(Records from a data source)
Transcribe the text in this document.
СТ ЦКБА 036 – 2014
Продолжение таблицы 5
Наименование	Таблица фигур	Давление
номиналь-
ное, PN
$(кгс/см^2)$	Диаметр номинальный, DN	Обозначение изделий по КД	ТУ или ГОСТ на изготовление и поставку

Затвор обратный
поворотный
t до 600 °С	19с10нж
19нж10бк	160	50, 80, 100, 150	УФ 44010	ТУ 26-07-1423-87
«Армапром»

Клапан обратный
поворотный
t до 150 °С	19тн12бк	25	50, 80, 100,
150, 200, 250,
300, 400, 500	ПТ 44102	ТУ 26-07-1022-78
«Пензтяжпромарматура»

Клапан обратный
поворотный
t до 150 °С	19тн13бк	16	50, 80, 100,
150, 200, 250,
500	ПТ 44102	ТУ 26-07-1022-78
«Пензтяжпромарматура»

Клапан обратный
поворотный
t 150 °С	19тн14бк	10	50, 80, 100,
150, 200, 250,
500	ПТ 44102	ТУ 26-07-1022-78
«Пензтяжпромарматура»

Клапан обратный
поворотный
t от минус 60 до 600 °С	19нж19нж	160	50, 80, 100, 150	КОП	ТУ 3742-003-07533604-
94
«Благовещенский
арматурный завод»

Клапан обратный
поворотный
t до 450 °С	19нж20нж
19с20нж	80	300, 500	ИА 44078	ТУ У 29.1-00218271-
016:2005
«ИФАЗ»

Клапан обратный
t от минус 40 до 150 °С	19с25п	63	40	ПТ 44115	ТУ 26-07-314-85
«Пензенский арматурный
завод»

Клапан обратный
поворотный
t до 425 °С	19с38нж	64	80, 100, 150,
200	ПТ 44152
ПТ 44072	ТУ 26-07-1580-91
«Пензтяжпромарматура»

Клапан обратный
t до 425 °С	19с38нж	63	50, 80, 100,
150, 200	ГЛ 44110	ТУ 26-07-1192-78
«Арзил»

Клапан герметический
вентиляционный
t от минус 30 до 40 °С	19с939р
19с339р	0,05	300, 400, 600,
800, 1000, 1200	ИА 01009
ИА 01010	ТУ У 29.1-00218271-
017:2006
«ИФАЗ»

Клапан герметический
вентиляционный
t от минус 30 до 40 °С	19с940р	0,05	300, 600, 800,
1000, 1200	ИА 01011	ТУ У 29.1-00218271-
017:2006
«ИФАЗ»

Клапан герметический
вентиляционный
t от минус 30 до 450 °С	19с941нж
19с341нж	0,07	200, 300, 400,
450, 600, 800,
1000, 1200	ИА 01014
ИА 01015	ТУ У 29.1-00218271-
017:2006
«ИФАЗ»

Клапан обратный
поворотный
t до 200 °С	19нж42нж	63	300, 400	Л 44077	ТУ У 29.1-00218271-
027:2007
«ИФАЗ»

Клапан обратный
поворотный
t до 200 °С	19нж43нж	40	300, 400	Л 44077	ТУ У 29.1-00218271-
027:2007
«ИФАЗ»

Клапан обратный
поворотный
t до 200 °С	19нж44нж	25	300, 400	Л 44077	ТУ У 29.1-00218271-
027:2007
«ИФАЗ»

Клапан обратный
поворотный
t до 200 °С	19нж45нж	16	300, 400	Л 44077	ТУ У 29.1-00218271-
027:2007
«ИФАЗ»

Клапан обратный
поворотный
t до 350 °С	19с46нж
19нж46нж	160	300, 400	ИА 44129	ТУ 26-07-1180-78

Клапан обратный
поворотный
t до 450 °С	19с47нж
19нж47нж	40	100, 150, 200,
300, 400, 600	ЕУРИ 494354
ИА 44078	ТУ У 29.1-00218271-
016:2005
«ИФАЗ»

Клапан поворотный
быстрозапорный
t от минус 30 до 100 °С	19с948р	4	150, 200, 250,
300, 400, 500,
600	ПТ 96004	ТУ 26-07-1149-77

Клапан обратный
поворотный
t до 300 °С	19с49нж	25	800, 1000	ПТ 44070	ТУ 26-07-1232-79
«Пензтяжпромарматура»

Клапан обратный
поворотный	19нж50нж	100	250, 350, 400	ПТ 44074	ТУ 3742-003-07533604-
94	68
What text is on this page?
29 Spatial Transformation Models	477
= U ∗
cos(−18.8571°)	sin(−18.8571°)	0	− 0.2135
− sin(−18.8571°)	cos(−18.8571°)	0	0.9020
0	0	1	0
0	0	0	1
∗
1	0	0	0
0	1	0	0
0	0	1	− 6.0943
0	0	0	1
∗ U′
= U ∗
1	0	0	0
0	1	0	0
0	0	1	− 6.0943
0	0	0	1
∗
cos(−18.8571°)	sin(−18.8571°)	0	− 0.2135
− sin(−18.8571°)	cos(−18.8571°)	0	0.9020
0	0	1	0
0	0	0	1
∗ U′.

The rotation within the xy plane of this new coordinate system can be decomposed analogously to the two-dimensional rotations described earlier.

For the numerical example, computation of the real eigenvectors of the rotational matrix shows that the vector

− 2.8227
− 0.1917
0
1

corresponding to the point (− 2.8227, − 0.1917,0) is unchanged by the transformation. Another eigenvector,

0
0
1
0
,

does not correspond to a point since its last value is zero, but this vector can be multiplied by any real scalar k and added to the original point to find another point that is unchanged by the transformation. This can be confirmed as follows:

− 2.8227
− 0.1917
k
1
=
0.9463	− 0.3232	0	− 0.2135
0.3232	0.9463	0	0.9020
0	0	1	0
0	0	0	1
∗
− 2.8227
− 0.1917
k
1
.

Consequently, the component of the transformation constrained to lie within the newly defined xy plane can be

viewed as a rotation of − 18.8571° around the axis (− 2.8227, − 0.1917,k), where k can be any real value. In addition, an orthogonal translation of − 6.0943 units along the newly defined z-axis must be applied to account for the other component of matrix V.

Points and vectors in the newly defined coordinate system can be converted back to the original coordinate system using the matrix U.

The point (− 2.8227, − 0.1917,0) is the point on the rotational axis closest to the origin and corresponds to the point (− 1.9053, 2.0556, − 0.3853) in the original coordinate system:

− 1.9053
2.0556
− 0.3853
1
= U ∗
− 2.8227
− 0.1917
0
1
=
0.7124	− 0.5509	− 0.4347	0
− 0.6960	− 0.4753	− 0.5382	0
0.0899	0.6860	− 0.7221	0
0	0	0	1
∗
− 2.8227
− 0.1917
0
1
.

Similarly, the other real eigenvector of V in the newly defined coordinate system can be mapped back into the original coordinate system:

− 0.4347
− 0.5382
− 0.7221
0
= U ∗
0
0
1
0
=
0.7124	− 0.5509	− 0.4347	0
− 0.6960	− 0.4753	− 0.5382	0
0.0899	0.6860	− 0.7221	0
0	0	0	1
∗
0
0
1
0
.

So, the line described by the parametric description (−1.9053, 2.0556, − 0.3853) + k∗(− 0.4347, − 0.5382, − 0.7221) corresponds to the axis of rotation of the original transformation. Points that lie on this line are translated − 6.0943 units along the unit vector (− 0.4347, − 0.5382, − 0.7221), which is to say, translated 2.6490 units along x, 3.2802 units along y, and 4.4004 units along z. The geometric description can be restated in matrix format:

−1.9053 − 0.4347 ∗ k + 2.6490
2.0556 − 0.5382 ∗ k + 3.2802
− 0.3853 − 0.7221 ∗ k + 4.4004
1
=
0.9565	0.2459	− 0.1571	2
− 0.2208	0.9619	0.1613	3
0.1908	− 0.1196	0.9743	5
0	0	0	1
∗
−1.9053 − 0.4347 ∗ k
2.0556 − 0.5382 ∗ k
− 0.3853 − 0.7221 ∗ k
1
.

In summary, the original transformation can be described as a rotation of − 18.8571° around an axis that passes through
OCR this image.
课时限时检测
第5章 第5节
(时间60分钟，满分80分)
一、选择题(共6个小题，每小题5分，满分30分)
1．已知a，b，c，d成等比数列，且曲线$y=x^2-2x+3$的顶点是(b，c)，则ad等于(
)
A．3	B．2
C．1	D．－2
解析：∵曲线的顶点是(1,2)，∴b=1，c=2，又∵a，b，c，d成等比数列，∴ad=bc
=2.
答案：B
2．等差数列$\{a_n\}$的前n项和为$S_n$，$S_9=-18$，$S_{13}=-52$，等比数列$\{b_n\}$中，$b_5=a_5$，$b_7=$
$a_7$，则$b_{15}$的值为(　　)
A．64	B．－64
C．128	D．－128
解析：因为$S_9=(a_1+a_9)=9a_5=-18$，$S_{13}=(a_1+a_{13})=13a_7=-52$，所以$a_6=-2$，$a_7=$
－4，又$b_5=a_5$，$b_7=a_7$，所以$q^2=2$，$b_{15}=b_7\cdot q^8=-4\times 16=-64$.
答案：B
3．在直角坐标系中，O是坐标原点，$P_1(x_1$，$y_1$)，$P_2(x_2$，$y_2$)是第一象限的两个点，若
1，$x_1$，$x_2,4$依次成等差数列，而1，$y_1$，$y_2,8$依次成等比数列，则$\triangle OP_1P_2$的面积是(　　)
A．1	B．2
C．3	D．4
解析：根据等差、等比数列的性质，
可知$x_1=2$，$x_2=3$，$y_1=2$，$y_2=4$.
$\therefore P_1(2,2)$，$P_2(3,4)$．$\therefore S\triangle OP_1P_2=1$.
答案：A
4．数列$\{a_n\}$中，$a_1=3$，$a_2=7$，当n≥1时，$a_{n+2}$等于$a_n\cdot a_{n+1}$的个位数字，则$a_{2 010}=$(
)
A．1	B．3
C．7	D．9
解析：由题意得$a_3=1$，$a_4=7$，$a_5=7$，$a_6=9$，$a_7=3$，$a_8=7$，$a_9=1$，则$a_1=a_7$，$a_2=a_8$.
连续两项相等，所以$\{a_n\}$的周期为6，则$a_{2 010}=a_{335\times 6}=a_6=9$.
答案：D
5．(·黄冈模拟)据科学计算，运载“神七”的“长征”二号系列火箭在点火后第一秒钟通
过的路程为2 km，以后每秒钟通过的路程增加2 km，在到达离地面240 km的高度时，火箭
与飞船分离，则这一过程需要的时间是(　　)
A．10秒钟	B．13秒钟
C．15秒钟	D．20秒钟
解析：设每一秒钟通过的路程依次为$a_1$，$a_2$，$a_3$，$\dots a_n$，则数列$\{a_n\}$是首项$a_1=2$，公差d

* **What is asked**
How many lines of the entries above hold the string "within"? Reply with the number alone.

* **Exercise solution**
2